[What this task involves]: In the records below, find each line containing the word "extension" and copy it.
Start of Given records
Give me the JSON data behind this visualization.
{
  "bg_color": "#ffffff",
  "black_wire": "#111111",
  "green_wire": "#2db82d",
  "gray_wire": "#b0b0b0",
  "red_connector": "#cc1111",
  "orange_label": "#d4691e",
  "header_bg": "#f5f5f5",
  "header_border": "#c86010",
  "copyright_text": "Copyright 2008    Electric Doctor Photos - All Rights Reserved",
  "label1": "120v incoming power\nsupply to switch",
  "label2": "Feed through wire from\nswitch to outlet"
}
End of Given records
Start of Given records
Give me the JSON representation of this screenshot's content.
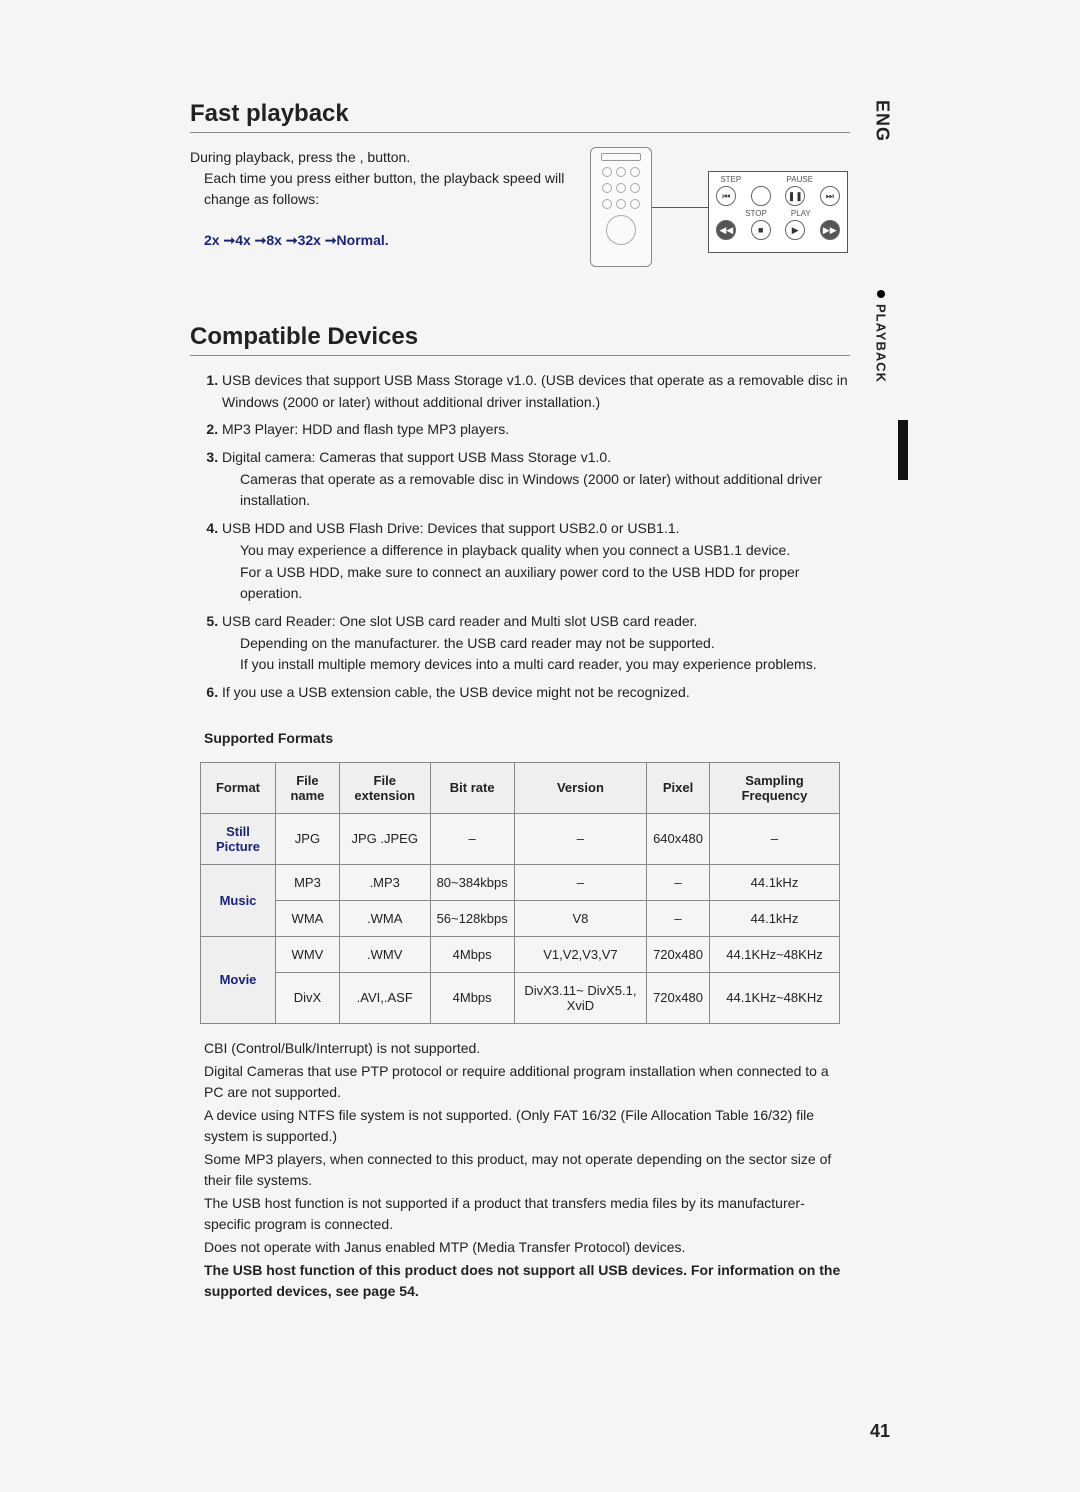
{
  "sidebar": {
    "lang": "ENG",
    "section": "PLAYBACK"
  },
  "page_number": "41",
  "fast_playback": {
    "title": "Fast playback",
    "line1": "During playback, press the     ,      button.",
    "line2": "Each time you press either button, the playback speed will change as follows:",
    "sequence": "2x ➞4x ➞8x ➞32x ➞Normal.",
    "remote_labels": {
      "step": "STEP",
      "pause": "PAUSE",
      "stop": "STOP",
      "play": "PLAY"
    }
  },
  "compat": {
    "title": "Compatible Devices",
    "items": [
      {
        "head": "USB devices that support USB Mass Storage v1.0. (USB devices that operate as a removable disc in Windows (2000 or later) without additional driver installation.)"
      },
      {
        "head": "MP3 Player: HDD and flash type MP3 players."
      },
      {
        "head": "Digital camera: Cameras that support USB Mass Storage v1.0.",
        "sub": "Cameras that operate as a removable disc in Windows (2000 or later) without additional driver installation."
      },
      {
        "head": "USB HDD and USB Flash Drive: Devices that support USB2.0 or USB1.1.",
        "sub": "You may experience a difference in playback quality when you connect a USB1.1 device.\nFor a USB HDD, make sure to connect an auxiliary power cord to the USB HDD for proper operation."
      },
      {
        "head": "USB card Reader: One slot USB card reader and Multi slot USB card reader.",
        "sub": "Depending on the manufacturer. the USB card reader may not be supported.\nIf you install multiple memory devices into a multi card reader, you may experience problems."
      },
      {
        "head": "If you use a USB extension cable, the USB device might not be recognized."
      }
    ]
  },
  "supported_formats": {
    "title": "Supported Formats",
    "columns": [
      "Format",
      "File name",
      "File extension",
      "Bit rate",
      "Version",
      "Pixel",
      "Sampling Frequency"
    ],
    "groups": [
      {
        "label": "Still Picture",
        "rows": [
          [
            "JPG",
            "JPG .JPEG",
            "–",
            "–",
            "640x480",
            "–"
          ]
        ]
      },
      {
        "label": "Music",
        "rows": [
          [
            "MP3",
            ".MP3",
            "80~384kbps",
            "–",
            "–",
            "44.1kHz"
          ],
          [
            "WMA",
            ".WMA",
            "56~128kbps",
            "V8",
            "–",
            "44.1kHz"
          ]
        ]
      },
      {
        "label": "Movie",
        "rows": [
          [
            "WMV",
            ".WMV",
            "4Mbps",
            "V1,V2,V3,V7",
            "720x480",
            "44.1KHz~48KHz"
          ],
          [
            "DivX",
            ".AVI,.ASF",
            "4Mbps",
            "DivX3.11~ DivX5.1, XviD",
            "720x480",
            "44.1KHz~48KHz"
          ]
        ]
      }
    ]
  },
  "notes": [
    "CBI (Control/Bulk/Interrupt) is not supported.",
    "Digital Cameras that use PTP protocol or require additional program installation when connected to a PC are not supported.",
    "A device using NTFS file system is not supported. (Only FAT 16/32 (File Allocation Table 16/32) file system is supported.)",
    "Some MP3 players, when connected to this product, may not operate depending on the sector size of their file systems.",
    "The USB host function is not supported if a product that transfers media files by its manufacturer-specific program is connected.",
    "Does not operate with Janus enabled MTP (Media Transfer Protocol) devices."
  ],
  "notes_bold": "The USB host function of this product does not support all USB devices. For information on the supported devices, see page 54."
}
End of Given records
[Reply]:
        "head": "If you use a USB extension cable, the USB device might not be recognized."
      "File extension",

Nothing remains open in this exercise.